§ THE TASK
Find each line with "下列各组词语中" and copy it.

§ MATERIALS PROVIDED
☆ ☆ ☆ ☆ ☆ ☆ ☆

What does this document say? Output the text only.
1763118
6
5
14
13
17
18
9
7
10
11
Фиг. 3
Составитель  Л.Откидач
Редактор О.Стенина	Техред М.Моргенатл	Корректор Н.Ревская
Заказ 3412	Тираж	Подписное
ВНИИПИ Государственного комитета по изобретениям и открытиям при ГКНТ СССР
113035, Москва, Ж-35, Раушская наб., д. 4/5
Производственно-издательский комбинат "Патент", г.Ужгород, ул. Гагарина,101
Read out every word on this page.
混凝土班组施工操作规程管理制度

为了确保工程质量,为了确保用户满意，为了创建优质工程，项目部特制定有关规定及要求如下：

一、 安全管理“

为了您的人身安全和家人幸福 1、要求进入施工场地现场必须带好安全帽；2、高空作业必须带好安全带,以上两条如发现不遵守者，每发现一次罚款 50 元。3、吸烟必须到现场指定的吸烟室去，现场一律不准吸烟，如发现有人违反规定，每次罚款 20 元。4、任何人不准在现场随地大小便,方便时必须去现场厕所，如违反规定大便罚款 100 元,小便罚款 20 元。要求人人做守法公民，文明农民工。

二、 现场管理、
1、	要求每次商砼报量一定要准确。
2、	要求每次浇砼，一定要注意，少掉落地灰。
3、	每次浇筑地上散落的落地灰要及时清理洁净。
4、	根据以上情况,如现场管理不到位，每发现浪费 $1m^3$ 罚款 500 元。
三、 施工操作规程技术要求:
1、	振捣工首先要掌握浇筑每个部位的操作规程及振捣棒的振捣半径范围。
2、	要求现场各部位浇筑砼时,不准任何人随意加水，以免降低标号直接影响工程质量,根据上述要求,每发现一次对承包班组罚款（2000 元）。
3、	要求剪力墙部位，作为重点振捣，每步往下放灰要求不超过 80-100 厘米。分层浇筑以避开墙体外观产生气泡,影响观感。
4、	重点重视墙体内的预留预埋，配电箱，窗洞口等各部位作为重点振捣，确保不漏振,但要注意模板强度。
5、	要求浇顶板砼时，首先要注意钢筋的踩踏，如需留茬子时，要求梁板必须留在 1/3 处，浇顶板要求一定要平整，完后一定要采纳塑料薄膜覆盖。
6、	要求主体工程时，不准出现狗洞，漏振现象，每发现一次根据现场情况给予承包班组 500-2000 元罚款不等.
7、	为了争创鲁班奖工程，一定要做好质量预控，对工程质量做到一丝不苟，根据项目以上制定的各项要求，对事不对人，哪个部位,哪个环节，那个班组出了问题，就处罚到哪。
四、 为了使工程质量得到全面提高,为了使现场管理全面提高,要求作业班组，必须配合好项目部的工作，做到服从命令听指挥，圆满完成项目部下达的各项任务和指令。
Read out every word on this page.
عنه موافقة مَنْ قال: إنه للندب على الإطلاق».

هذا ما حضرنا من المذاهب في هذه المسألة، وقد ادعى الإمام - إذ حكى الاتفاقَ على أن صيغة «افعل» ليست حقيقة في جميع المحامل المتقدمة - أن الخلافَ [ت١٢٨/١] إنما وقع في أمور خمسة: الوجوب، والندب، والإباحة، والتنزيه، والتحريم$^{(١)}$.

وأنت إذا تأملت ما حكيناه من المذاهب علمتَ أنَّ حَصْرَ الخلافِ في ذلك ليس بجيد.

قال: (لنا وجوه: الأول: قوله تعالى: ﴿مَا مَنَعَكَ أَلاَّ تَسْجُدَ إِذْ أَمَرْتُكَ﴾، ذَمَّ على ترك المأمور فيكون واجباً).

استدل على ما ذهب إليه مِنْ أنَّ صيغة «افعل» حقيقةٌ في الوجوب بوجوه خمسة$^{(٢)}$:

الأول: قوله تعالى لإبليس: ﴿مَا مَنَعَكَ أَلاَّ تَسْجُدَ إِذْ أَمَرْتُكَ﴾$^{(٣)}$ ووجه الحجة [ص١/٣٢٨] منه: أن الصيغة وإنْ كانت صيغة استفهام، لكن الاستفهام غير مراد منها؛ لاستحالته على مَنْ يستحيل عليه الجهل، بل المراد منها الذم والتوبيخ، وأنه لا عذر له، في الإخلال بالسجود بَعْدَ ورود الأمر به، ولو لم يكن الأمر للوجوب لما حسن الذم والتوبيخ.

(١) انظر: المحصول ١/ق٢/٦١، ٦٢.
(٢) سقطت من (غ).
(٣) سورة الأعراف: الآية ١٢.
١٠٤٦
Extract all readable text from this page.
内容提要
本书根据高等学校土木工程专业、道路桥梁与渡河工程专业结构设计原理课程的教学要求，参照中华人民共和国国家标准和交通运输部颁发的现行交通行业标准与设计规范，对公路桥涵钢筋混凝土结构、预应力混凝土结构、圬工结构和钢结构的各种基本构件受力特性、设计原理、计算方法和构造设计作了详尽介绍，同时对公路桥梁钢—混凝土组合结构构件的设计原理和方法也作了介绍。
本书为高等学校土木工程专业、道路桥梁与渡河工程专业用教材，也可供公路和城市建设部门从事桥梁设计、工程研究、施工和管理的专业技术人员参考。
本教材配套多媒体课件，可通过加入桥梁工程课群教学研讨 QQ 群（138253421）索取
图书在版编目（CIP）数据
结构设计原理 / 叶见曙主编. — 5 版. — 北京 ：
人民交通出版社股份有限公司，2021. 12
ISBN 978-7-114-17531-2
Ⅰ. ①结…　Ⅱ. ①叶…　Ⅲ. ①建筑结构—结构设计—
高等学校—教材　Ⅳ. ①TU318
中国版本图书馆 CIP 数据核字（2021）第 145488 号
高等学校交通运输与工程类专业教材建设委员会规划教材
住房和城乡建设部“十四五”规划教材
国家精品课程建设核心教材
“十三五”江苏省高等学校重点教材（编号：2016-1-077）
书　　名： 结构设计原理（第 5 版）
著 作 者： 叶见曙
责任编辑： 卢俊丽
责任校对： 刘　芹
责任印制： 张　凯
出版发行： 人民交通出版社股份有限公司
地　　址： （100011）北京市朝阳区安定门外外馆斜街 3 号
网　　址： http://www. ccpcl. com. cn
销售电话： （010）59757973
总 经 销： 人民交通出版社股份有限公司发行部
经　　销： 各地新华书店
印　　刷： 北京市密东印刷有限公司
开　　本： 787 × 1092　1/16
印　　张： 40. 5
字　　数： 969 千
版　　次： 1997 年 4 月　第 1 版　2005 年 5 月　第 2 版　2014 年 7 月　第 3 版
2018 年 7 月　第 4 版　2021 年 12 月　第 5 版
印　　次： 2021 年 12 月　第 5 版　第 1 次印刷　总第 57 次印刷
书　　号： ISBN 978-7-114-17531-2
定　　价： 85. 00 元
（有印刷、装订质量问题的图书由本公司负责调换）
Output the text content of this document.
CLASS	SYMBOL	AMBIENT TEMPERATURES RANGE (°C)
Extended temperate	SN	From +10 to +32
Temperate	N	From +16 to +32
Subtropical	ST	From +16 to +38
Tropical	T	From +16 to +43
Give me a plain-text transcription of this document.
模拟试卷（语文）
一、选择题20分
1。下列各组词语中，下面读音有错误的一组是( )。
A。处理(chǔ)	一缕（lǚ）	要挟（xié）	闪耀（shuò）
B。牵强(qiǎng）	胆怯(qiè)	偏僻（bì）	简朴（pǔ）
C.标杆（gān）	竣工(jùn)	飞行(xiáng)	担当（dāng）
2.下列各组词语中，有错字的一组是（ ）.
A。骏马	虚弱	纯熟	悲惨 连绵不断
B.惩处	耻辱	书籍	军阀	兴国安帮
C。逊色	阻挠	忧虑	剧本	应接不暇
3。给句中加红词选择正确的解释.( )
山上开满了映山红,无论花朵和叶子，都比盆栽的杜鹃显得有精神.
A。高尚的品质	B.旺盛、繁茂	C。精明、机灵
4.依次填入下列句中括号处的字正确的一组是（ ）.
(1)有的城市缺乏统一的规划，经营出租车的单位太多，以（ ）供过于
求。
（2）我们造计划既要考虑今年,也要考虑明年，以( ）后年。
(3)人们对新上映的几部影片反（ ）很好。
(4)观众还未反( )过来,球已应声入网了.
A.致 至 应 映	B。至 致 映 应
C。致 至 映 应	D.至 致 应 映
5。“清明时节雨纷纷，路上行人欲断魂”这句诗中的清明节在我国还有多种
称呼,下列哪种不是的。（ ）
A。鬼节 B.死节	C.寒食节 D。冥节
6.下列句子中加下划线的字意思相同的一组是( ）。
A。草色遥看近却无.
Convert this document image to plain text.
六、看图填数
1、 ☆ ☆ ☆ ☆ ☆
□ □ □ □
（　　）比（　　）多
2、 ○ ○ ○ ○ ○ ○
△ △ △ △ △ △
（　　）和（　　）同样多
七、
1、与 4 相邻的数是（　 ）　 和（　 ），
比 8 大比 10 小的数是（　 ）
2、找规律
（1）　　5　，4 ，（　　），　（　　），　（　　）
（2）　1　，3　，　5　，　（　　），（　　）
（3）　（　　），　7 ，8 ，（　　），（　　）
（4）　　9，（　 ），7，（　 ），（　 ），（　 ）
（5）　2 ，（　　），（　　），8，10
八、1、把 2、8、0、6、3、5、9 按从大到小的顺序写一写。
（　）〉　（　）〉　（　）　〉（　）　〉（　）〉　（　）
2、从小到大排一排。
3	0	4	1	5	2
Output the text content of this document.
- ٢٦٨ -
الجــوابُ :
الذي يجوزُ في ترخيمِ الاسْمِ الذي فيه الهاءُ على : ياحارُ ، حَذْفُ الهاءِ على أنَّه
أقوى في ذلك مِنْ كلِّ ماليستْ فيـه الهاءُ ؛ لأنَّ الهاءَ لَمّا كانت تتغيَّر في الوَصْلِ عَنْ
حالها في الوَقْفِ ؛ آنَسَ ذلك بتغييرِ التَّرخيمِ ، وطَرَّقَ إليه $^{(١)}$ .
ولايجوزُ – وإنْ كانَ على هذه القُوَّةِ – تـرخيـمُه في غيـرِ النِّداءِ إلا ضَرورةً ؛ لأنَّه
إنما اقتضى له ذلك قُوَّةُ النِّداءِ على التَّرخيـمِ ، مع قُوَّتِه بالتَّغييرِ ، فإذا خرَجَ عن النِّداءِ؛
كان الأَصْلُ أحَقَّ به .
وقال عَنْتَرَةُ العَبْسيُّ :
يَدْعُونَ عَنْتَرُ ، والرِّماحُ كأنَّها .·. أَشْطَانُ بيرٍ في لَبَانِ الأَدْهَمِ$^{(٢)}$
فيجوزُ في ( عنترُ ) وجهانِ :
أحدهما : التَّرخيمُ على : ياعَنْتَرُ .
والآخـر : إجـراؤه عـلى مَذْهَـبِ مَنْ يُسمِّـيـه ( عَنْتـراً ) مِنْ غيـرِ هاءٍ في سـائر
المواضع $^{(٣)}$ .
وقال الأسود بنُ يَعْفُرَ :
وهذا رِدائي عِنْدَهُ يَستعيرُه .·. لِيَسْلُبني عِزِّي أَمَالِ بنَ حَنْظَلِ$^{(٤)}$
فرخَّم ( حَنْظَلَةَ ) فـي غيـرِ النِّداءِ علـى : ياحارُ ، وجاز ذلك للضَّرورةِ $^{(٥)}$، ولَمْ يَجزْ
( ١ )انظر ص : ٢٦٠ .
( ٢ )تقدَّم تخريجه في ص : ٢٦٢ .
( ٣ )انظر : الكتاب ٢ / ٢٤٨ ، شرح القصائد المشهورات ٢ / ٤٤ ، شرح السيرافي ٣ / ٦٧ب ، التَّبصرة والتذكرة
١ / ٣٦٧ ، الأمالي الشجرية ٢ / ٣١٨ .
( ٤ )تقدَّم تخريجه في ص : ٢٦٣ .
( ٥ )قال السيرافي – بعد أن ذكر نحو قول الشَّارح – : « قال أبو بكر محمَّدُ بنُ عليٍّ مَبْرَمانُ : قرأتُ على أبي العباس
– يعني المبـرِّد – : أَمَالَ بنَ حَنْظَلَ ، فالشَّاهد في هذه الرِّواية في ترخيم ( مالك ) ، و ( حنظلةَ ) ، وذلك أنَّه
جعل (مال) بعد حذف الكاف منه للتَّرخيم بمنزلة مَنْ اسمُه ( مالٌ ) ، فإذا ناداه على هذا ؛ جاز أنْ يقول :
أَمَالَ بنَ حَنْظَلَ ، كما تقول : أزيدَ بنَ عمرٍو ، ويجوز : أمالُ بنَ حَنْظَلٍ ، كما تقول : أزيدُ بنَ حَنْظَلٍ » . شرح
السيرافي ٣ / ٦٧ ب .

☆ ☆ ☆ ☆ ☆ ☆ ☆

§ RESPONSE TO THIS EXERCISE
1。下列各组词语中，下面读音有错误的一组是( )。
2.下列各组词语中，有错字的一组是（ ）.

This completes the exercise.